- _SHORT PROBLEM 1_
In two sentences, what does the page on the men's 80 kg bodybuilding event at the 2002 Asian Games say?
- _SHORT PROBLEM 2_
According to the page on the men's 80 kg bodybuilding event at the 2002 Asian Games, who won the silver medal, and for which nation?
** Begin SOURCE PASSAGE **
- Venue: Busan Citizens' Hall
- Date: 3–5 October 2002
- Competitors: 9 from 8 nations

Medalists
| gold medal | Lý Đức | Vietnam |
| silver medal | Liaw Teck Leong | Malaysia |
| bronze medal | Lee Jin-ho | South Korea |

= Bodybuilding at the 2002 Asian Games – Men's 80 kg =

The men's 80 kilograms event at the 2002 Asian Games was held on October 3 and October 5, 2002 at the Busan Citizens' Hall in Busan, South Korea.

==Schedule==
All times are Korea Standard Time (UTC+09:00)
** End SOURCE PASSAGE **
** Begin RECORDS PROVIDED **
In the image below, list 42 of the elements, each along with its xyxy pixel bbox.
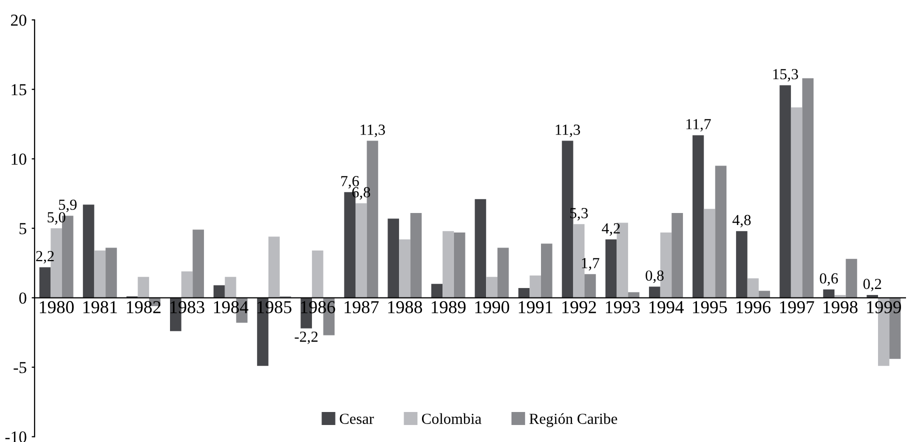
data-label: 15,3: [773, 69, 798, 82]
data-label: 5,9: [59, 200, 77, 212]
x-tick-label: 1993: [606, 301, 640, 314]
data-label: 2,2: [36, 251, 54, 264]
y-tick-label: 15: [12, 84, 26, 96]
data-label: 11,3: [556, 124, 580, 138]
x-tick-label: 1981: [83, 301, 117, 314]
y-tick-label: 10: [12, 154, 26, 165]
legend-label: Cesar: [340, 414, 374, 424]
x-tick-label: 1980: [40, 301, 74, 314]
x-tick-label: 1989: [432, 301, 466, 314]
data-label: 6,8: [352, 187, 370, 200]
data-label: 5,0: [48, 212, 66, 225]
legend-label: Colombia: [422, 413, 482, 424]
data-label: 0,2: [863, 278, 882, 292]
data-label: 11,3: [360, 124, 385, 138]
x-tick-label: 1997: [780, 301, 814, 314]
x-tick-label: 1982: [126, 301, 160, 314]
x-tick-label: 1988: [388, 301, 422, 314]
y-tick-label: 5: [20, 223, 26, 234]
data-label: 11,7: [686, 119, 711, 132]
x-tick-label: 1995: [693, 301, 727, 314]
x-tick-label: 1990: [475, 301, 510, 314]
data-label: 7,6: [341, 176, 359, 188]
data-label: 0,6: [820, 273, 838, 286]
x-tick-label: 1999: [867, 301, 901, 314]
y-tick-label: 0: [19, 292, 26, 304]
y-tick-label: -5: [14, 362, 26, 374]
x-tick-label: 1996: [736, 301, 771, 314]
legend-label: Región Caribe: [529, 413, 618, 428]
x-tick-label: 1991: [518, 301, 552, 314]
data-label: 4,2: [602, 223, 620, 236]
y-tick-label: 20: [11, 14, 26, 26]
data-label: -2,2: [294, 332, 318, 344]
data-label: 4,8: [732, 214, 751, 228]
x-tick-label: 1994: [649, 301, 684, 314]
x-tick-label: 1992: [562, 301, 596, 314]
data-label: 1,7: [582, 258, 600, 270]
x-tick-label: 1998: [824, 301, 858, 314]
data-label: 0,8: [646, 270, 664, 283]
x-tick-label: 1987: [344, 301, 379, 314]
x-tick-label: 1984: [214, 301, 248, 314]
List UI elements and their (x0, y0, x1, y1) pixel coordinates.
** End RECORDS PROVIDED **
** Begin RECORDS PROVIDED **
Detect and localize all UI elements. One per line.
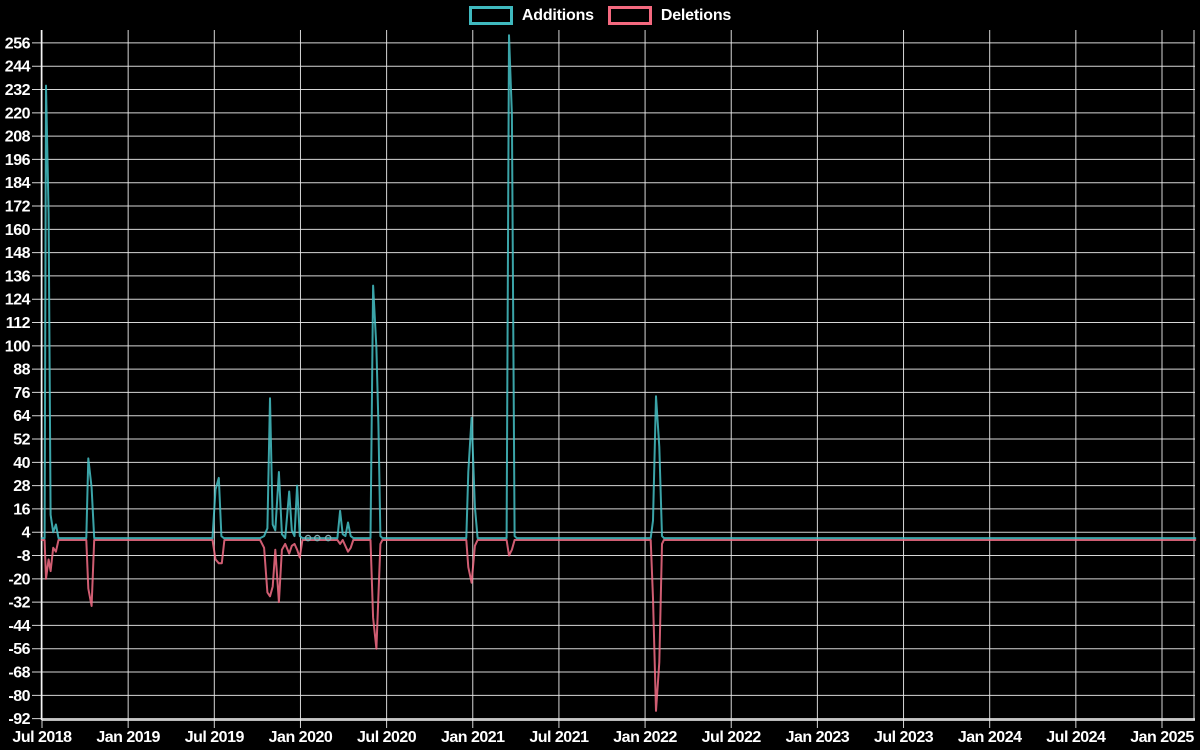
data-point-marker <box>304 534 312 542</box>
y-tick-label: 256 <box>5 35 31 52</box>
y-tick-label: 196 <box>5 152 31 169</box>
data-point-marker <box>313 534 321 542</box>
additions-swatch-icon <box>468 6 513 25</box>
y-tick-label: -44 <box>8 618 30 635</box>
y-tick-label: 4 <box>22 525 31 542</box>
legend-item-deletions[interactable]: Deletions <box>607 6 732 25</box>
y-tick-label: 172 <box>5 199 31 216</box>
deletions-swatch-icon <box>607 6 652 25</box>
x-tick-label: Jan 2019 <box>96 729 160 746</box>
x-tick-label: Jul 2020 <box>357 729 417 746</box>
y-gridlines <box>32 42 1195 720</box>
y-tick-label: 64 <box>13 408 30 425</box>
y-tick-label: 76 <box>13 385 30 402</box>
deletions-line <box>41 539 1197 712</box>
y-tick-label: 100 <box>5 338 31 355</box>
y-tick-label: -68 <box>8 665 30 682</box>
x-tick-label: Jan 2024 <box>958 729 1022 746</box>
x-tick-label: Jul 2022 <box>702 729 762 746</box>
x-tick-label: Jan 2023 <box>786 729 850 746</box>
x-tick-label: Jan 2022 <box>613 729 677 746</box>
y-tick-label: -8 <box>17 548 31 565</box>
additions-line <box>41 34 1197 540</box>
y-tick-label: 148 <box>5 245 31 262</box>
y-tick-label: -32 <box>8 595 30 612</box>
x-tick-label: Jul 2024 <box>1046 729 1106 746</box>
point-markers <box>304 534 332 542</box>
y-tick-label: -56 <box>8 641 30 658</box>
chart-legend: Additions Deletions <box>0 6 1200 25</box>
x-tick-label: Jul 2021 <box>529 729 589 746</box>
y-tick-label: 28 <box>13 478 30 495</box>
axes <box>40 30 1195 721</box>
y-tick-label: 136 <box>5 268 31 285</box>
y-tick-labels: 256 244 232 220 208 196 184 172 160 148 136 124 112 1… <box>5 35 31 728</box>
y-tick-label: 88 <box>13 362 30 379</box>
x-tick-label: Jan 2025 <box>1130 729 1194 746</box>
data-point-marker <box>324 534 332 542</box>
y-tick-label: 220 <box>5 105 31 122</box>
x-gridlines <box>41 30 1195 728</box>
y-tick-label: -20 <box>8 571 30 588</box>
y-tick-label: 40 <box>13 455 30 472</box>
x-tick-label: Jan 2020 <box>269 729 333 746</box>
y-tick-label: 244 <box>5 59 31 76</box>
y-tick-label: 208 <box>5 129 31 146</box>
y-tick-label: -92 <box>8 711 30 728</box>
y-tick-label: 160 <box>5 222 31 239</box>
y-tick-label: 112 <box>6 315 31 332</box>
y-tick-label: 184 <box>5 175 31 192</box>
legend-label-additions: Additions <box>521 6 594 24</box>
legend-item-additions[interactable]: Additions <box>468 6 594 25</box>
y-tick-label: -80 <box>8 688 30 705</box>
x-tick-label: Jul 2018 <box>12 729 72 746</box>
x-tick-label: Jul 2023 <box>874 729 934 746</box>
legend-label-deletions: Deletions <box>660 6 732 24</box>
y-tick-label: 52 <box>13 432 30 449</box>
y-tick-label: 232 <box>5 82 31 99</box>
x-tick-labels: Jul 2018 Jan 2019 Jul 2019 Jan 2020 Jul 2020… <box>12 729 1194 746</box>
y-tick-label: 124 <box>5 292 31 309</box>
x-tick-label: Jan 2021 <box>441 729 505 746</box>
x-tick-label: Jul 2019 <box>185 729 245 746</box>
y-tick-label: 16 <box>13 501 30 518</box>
** End RECORDS PROVIDED **
- _TASK RESULT 1_
The men's 80 kg bodybuilding event at the 2002 Asian Games was held on October 3 and October 5, 2002, at the Busan Citizens' Hall in Busan, South Korea, with 9 competitors from 8 nations. Lý Đức of Vietnam won gold, Liaw Teck Leong of Malaysia took silver, and Lee Jin-ho of South Korea earned bronze.

- _TASK RESULT 2_
Liaw Teck Leong of Malaysia.